*Exercise aim*
Write out every entry word for word.
◇ ◇ ◇ ◇
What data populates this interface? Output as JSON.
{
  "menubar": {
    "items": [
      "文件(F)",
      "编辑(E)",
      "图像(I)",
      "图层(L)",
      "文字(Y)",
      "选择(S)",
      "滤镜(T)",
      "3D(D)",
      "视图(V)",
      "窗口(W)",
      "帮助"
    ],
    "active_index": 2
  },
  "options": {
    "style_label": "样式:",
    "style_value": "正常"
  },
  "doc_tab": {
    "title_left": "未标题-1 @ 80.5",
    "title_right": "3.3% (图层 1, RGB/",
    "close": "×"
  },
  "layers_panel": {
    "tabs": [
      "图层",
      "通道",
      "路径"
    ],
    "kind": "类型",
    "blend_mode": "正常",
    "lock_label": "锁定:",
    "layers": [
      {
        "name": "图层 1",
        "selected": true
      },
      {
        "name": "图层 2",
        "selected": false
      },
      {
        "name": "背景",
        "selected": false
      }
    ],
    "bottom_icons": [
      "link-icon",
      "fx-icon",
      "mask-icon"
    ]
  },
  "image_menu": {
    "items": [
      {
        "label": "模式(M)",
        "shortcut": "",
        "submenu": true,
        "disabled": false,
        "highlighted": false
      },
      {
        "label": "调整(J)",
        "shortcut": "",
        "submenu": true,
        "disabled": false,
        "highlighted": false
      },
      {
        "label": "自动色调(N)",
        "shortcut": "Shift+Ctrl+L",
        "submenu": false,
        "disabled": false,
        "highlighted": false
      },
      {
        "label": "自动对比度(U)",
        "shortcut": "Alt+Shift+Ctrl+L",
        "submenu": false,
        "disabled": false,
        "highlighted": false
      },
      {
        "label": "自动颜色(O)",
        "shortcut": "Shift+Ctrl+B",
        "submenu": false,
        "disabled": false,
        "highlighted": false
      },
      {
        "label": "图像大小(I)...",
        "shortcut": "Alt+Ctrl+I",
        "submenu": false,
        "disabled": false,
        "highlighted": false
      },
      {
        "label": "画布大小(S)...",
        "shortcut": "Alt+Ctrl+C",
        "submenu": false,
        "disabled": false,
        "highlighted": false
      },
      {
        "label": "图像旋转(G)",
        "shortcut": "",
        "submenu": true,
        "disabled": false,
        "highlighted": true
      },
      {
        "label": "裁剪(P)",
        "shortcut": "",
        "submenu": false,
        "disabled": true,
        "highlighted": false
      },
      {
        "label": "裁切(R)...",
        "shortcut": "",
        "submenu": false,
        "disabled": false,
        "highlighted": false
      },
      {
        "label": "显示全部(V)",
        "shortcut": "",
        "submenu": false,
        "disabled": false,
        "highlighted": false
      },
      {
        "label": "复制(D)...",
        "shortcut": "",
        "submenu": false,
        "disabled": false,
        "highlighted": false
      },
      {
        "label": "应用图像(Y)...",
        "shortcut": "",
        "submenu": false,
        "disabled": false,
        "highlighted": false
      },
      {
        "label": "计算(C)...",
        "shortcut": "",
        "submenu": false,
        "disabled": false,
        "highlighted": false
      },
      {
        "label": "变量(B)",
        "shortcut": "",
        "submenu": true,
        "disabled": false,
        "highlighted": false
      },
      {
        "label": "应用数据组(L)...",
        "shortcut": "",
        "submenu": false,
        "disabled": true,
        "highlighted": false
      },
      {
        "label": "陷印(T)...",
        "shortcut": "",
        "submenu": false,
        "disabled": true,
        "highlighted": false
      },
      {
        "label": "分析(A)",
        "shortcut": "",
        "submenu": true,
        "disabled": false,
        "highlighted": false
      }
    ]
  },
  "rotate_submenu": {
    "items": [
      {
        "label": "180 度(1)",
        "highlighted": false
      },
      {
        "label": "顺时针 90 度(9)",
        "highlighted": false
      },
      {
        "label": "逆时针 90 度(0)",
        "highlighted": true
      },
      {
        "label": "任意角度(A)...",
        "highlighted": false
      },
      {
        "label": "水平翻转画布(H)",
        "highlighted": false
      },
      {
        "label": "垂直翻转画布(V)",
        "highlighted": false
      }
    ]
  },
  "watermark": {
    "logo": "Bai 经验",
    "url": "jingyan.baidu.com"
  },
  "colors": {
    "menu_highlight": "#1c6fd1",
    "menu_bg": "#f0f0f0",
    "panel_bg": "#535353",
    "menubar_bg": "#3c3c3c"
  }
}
◇ ◇ ◇ ◇
*Answer to the exercise*
What data populates this interface? Output as JSON.
{
  "menubar": {
    "items": [
      "文件(F)",
      "编辑(E)",
      "图像(I)",
      "图层(L)",
      "文字(Y)",
      "选择(S)",
      "滤镜(T)",
      "3D(D)",
      "视图(V)",
      "窗口(W)",
      "帮助"
    ],
    "active_index": 2
  },
  "options": {
    "style_label": "样式:",
    "style_value": "正常"
  },
  "doc_tab": {
    "title_left": "未标题-1 @ 80.5",
    "title_right": "3.3% (图层 1, RGB/",
    "close": "×"
  },
  "layers_panel": {
    "tabs": [
      "图层",
      "通道",
      "路径"
    ],
    "kind": "类型",
    "blend_mode": "正常",
    "lock_label": "锁定:",
    "layers": [
      {
        "name": "图层 1",
        "selected": true
      },
      {
        "name": "图层 2",
        "selected": false
      },
      {
        "name": "背景",
        "selected": false
      }
    ],
    "bottom_icons": [
      "link-icon",
      "fx-icon",
      "mask-icon"
    ]
  },
  "image_menu": {
    "items": [
      {
        "label": "模式(M)",
        "shortcut": "",
        "submenu": true,
        "disabled": false,
        "highlighted": false
      },
      {
        "label": "调整(J)",
        "shortcut": "",
        "submenu": true,
        "disabled": false,
        "highlighted": false
      },
      {
        "label": "自动色调(N)",
        "shortcut": "Shift+Ctrl+L",
        "submenu": false,
        "disabled": false,
        "highlighted": false
      },
      {
        "label": "自动对比度(U)",
        "shortcut": "Alt+Shift+Ctrl+L",
        "submenu": false,
        "disabled": false,
        "highlighted": false
      },
      {
        "label": "自动颜色(O)",
        "shortcut": "Shift+Ctrl+B",
        "submenu": false,
        "disabled": false,
        "highlighted": false
      },
      {
        "label": "图像大小(I)...",
        "shortcut": "Alt+Ctrl+I",
        "submenu": false,
        "disabled": false,
        "highlighted": false
      },
      {
        "label": "画布大小(S)...",
        "shortcut": "Alt+Ctrl+C",
        "submenu": false,
        "disabled": false,
        "highlighted": false
      },
      {
        "label": "图像旋转(G)",
        "shortcut": "",
        "submenu": true,
        "disabled": false,
        "highlighted": true
      },
      {
        "label": "裁剪(P)",
        "shortcut": "",
        "submenu": false,
        "disabled": true,
        "highlighted": false
      },
      {
        "label": "裁切(R)...",
        "shortcut": "",
        "submenu": false,
        "disabled": false,
        "highlighted": false
      },
      {
        "label": "显示全部(V)",
        "shortcut": "",
        "submenu": false,
        "disabled": false,
        "highlighted": false
      },
      {
        "label": "复制(D)...",
        "shortcut": "",
        "submenu": false,
        "disabled": false,
        "highlighted": false
      },
      {
        "label": "应用图像(Y)...",
        "shortcut": "",
        "submenu": false,
        "disabled": false,
        "highlighted": false
      },
      {
        "label": "计算(C)...",
        "shortcut": "",
        "submenu": false,
        "disabled": false,
        "highlighted": false
      },
      {
        "label": "变量(B)",
        "shortcut": "",
        "submenu": true,
        "disabled": false,
        "highlighted": false
      },
      {
        "label": "应用数据组(L)...",
        "shortcut": "",
        "submenu": false,
        "disabled": true,
        "highlighted": false
      },
      {
        "label": "陷印(T)...",
        "shortcut": "",
        "submenu": false,
        "disabled": true,
        "highlighted": false
      },
      {
        "label": "分析(A)",
        "shortcut": "",
        "submenu": true,
        "disabled": false,
        "highlighted": false
      }
    ]
  },
  "rotate_submenu": {
    "items": [
      {
        "label": "180 度(1)",
        "highlighted": false
      },
      {
        "label": "顺时针 90 度(9)",
        "highlighted": false
      },
      {
        "label": "逆时针 90 度(0)",
        "highlighted": true
      },
      {
        "label": "任意角度(A)...",
        "highlighted": false
      },
      {
        "label": "水平翻转画布(H)",
        "highlighted": false
      },
      {
        "label": "垂直翻转画布(V)",
        "highlighted": false
      }
    ]
  },
  "watermark": {
    "logo": "Bai 经验",
    "url": "jingyan.baidu.com"
  },
  "colors": {
    "menu_highlight": "#1c6fd1",
    "menu_bg": "#f0f0f0",
    "panel_bg": "#535353",
    "menubar_bg": "#3c3c3c"
  }
}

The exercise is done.